* _Exercise_: Pictures aside, write out every record exactly as it appears.

* _Records from a dataset_:
Begin

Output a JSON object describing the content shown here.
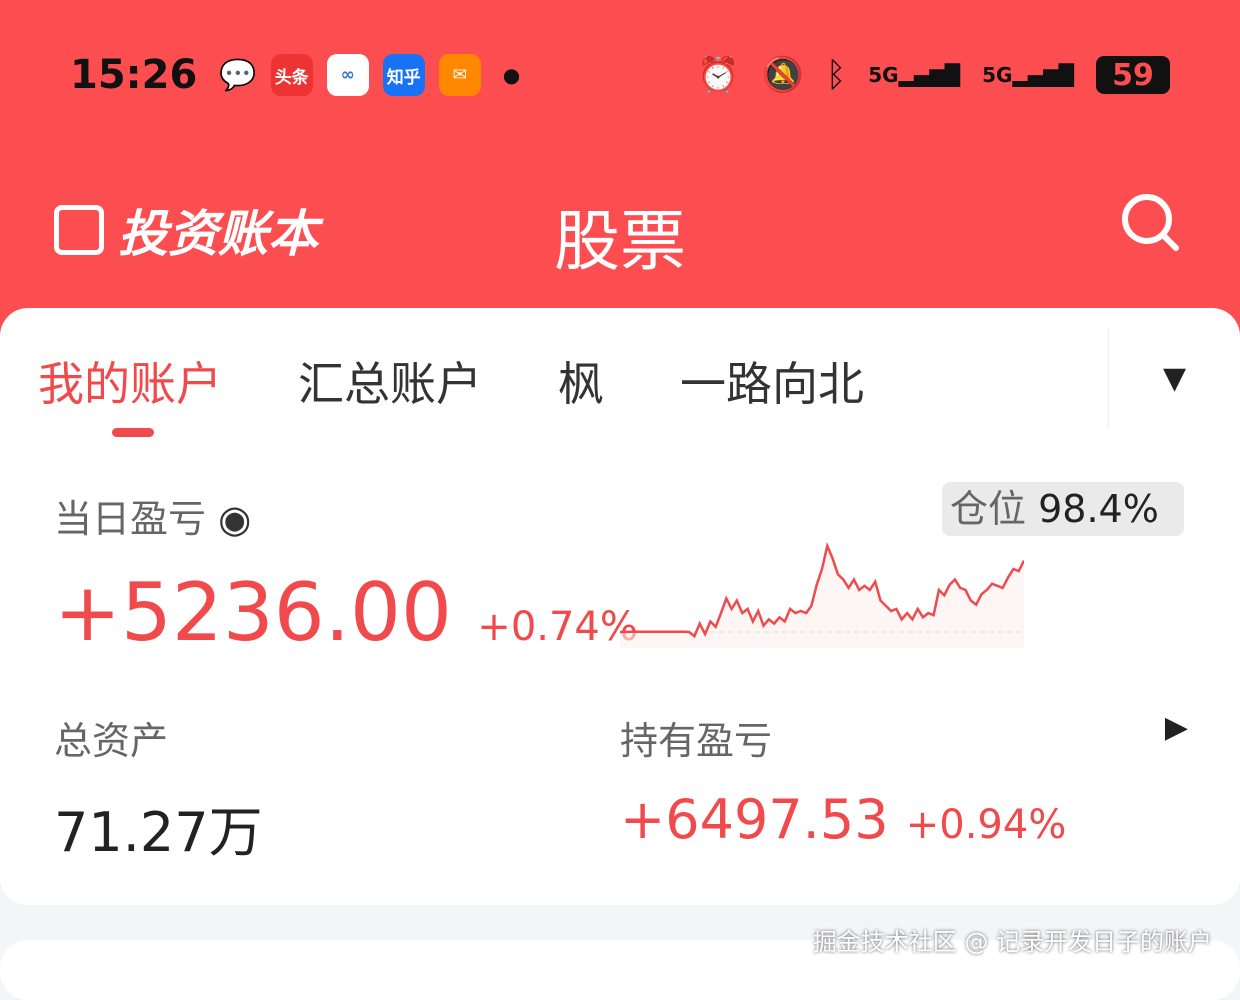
{
  "status_bar": {
    "time": "15:26",
    "apps": [
      "头条",
      "知乎"
    ],
    "battery": "59",
    "network": [
      "5G",
      "5G"
    ]
  },
  "header": {
    "logo_text": "投资账本",
    "title": "股票",
    "search_icon": "search-icon"
  },
  "tabs": [
    {
      "label": "我的账户",
      "active": true
    },
    {
      "label": "汇总账户"
    },
    {
      "label": "枫"
    },
    {
      "label": "一路向北"
    }
  ],
  "daily": {
    "label": "当日盈亏",
    "value": "+5236.00",
    "pct": "+0.74%"
  },
  "position": {
    "label": "仓位",
    "value": "98.4%"
  },
  "sparkline": {
    "color": "#f04a4c",
    "values": [
      0,
      0,
      0.3,
      0.3,
      0.3,
      0.3,
      0.3,
      0.3,
      0.3,
      0.3,
      0.3,
      0.3,
      0.3,
      0,
      -4,
      8,
      -2,
      10,
      5,
      18,
      32,
      22,
      30,
      18,
      22,
      10,
      20,
      6,
      12,
      8,
      14,
      10,
      22,
      18,
      20,
      18,
      25,
      45,
      60,
      82,
      70,
      55,
      50,
      42,
      50,
      40,
      44,
      40,
      48,
      30,
      25,
      20,
      22,
      12,
      18,
      12,
      22,
      14,
      18,
      16,
      40,
      35,
      45,
      50,
      42,
      40,
      30,
      26,
      36,
      40,
      46,
      44,
      42,
      52,
      60,
      58,
      68
    ]
  },
  "total_assets": {
    "label": "总资产",
    "value": "71.27万"
  },
  "holding": {
    "label": "持有盈亏",
    "value": "+6497.53",
    "pct": "+0.94%"
  },
  "watermark": "掘金技术社区 @ 记录开发日子的账户"
}
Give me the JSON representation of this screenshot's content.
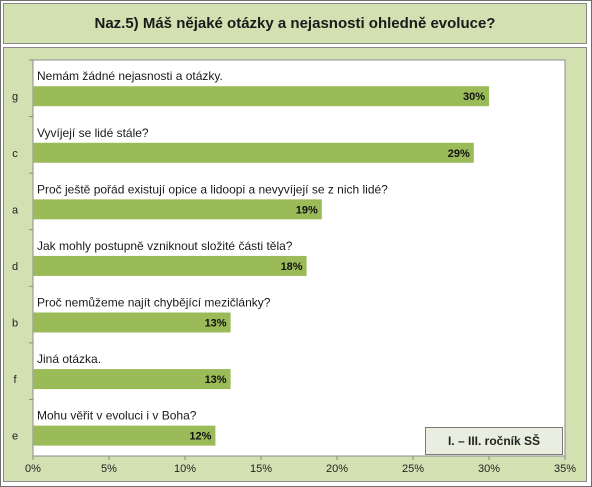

End

* _Answer for the task_:
Output a JSON object describing the content shown here.
{
  "status_bar": {
    "time": "15:26",
    "apps": [
      "头条",
      "知乎"
    ],
    "battery": "59",
    "network": [
      "5G",
      "5G"
    ]
  },
  "header": {
    "logo_text": "投资账本",
    "title": "股票",
    "search_icon": "search-icon"
  },
  "tabs": [
    {
      "label": "我的账户",
      "active": true
    },
    {
      "label": "汇总账户"
    },
    {
      "label": "枫"
    },
    {
      "label": "一路向北"
    }
  ],
  "daily": {
    "label": "当日盈亏",
    "value": "+5236.00",
    "pct": "+0.74%"
  },
  "position": {
    "label": "仓位",
    "value": "98.4%"
  },
  "sparkline": {
    "color": "#f04a4c",
    "values": [
      0,
      0,
      0.3,
      0.3,
      0.3,
      0.3,
      0.3,
      0.3,
      0.3,
      0.3,
      0.3,
      0.3,
      0.3,
      0,
      -4,
      8,
      -2,
      10,
      5,
      18,
      32,
      22,
      30,
      18,
      22,
      10,
      20,
      6,
      12,
      8,
      14,
      10,
      22,
      18,
      20,
      18,
      25,
      45,
      60,
      82,
      70,
      55,
      50,
      42,
      50,
      40,
      44,
      40,
      48,
      30,
      25,
      20,
      22,
      12,
      18,
      12,
      22,
      14,
      18,
      16,
      40,
      35,
      45,
      50,
      42,
      40,
      30,
      26,
      36,
      40,
      46,
      44,
      42,
      52,
      60,
      58,
      68
    ]
  },
  "total_assets": {
    "label": "总资产",
    "value": "71.27万"
  },
  "holding": {
    "label": "持有盈亏",
    "value": "+6497.53",
    "pct": "+0.94%"
  },
  "watermark": "掘金技术社区 @ 记录开发日子的账户"
}
Give me the JSON representation of this screenshot's content.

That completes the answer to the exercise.